**INSTRUCTIONS FOR THE TASK**
All entries below need to be written out exactly, but without their pictures.

— begin RAW RECORDS —

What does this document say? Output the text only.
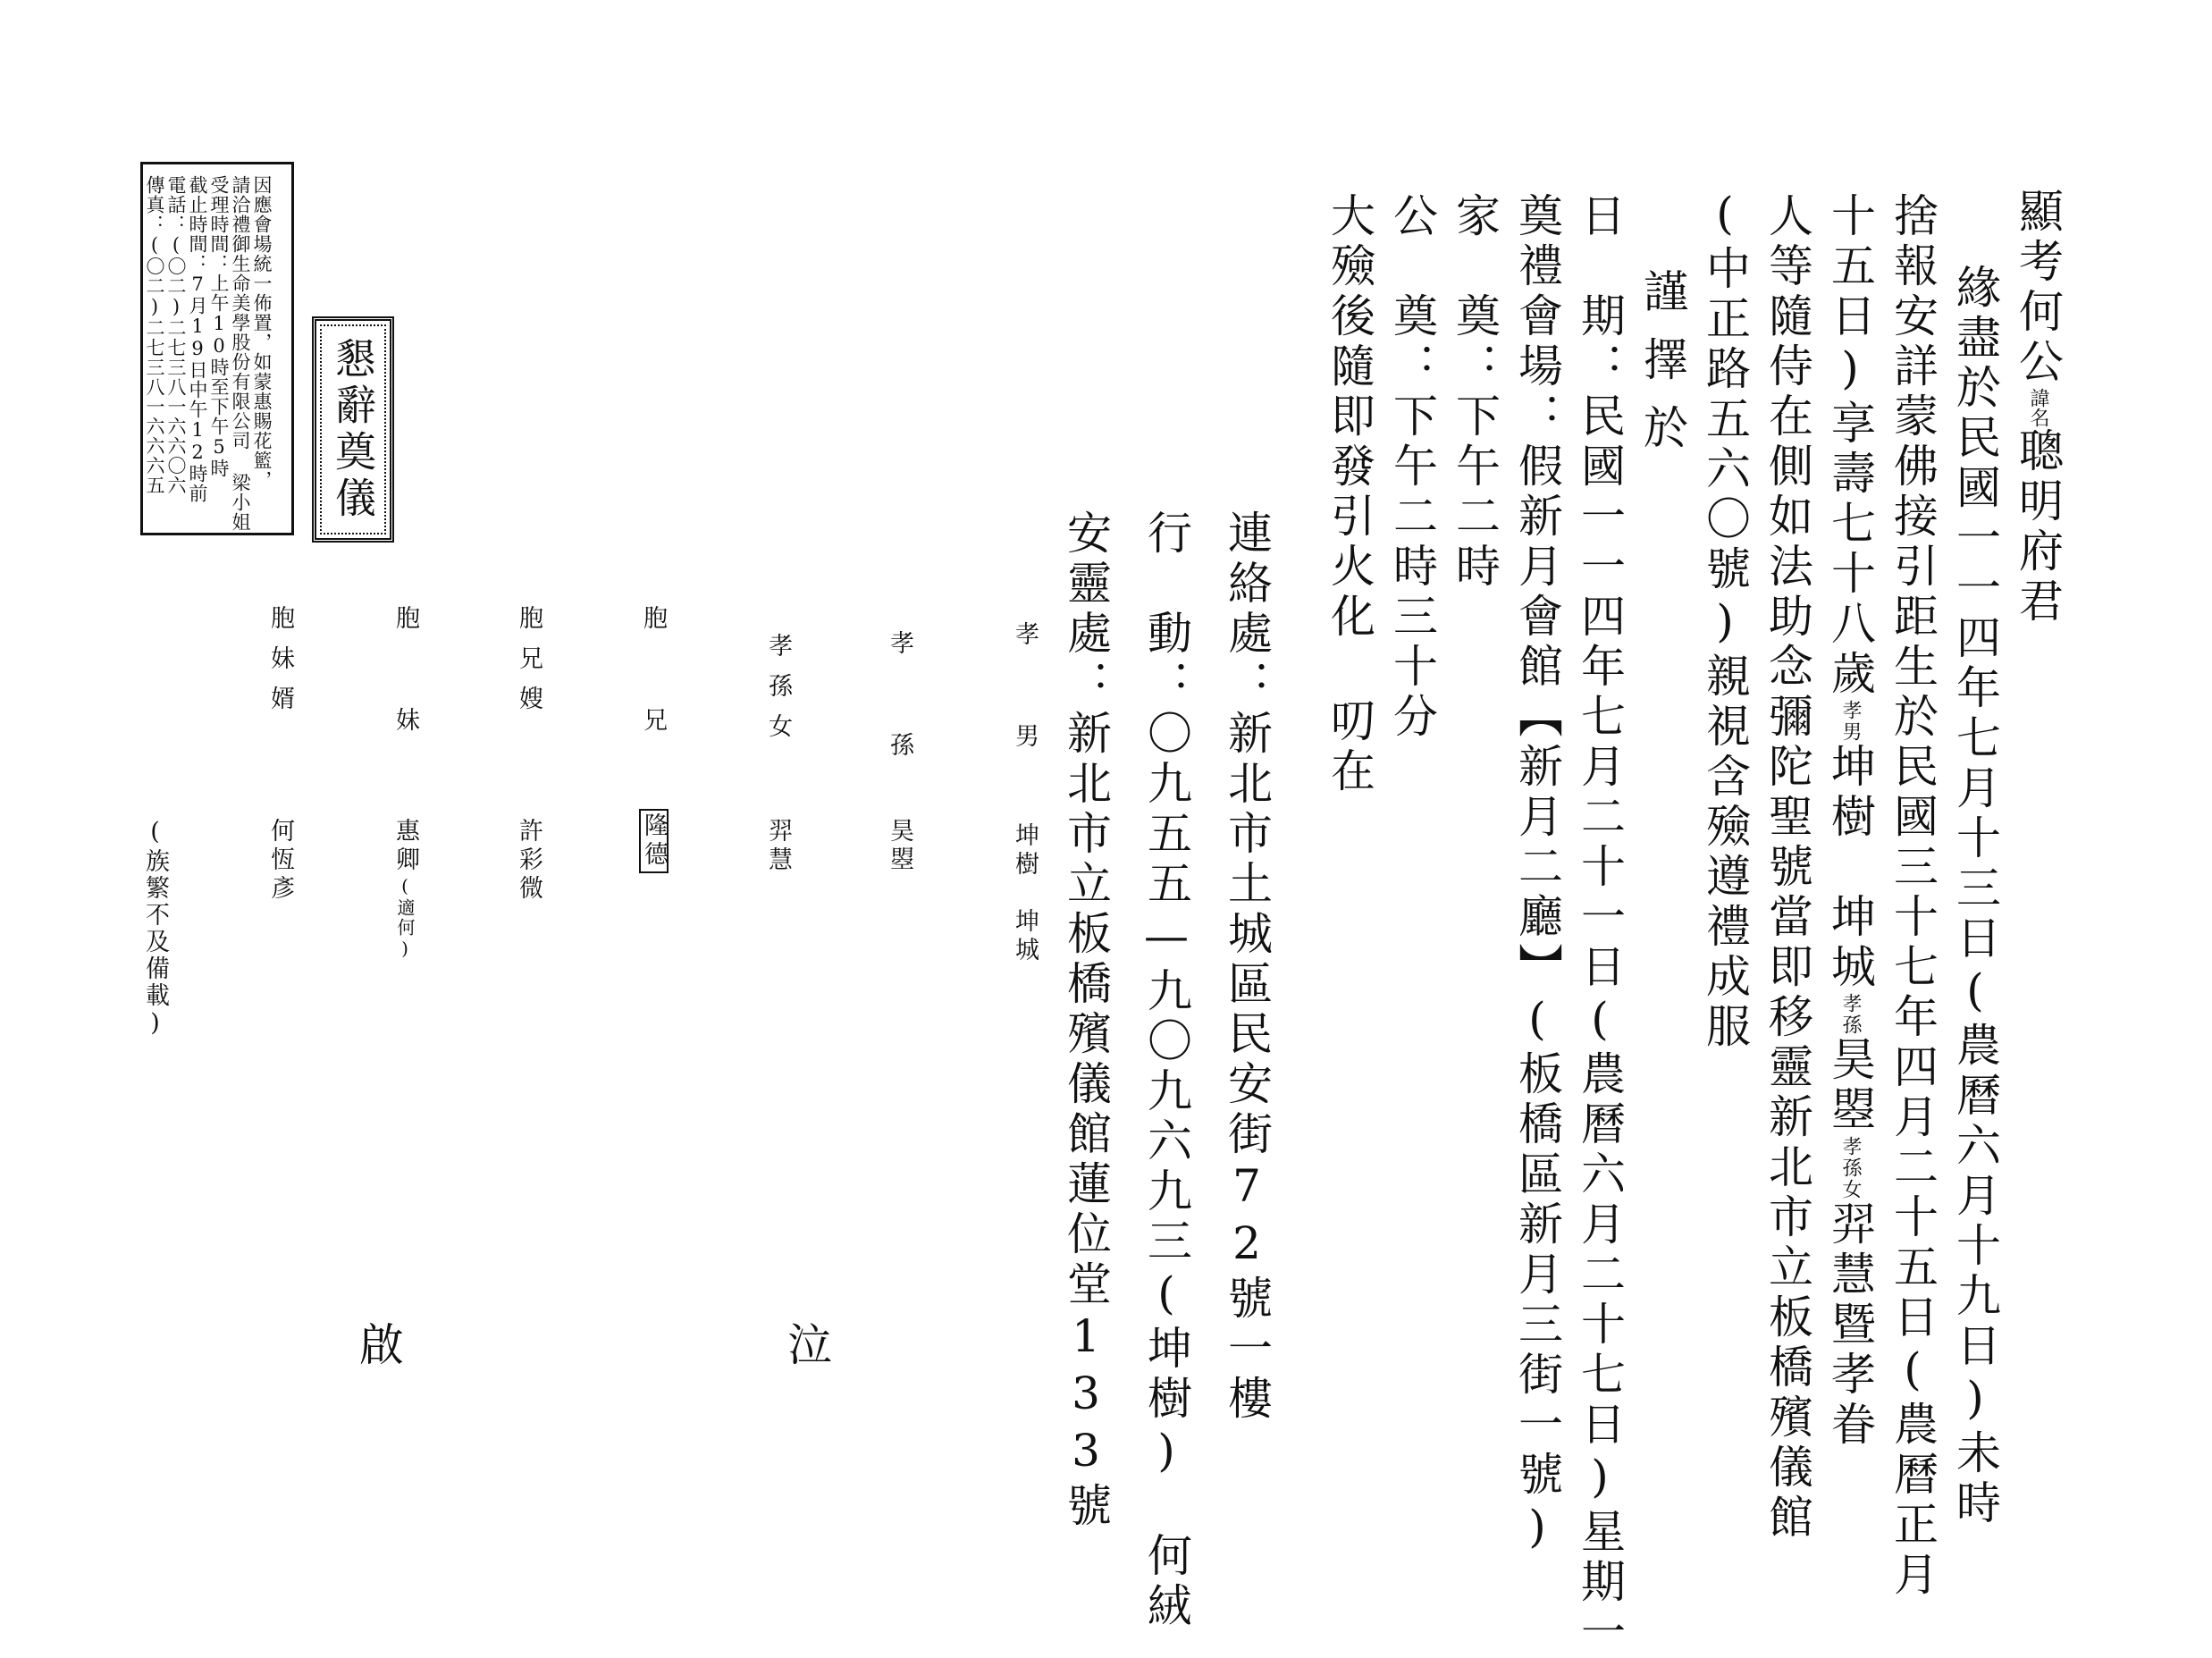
顯考何公諱名聰明府君
緣盡於民國一一四年七月十三日(農曆六月十九日)未時
捨報安詳蒙佛接引距生於民國三十七年四月二十五日(農曆正月
十五日)享壽七十八歲孝男坤樹　坤城孝孫昊曌孝孫女羿慧暨孝眷
人等隨侍在側如法助念彌陀聖號當即移靈新北市立板橋殯儀館
(中正路五六〇號)親視含殮遵禮成服
謹擇於
日　期：民國一一四年七月二十一日(農曆六月二十七日)星期一
奠禮會場：假新月會館【新月二廳】(板橋區新月三街一號)
家　奠：下午二時
公　奠：下午二時三十分
大殮後隨即發引火化
叨在
連絡處：新北市土城區民安街72號一樓
行　動：〇九五五—九〇九六九三(坤樹)　何絨
安靈處：新北市立板橋殯儀館蓮位堂133號
孝　男
坤樹　坤城
孝　孫
昊曌
孝孫女
羿慧
泣
胞　兄
隆德
胞兄嫂
許彩微
胞　妹
惠卿(適何)
胞妹婿
何恆彥
啟
(族繁不及備載)
懇辭奠儀
因應會場統一佈置，如蒙惠賜花籃，
請洽禮御生命美學股份有限公司 梁小姐
受理時間：上午10時至下午5時
截止時間：7月19日中午12時前
電話：(〇二)二七三八一六六〇六
傳真：(〇二)二七三八一六六六五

— end RAW RECORDS —

**THE OUTPUT**
What does this document say? Output the text only.
顯考何公諱名聰明府君
緣盡於民國一一四年七月十三日(農曆六月十九日)未時
捨報安詳蒙佛接引距生於民國三十七年四月二十五日(農曆正月
十五日)享壽七十八歲孝男坤樹　坤城孝孫昊曌孝孫女羿慧暨孝眷
人等隨侍在側如法助念彌陀聖號當即移靈新北市立板橋殯儀館
(中正路五六〇號)親視含殮遵禮成服
謹擇於
日　期：民國一一四年七月二十一日(農曆六月二十七日)星期一
奠禮會場：假新月會館【新月二廳】(板橋區新月三街一號)
家　奠：下午二時
公　奠：下午二時三十分
大殮後隨即發引火化
叨在
連絡處：新北市土城區民安街72號一樓
行　動：〇九五五—九〇九六九三(坤樹)　何絨
安靈處：新北市立板橋殯儀館蓮位堂133號
孝　男
坤樹　坤城
孝　孫
昊曌
孝孫女
羿慧
泣
胞　兄
隆德
胞兄嫂
許彩微
胞　妹
惠卿(適何)
胞妹婿
何恆彥
啟
(族繁不及備載)
懇辭奠儀
因應會場統一佈置，如蒙惠賜花籃，
請洽禮御生命美學股份有限公司 梁小姐
受理時間：上午10時至下午5時
截止時間：7月19日中午12時前
電話：(〇二)二七三八一六六〇六
傳真：(〇二)二七三八一六六六五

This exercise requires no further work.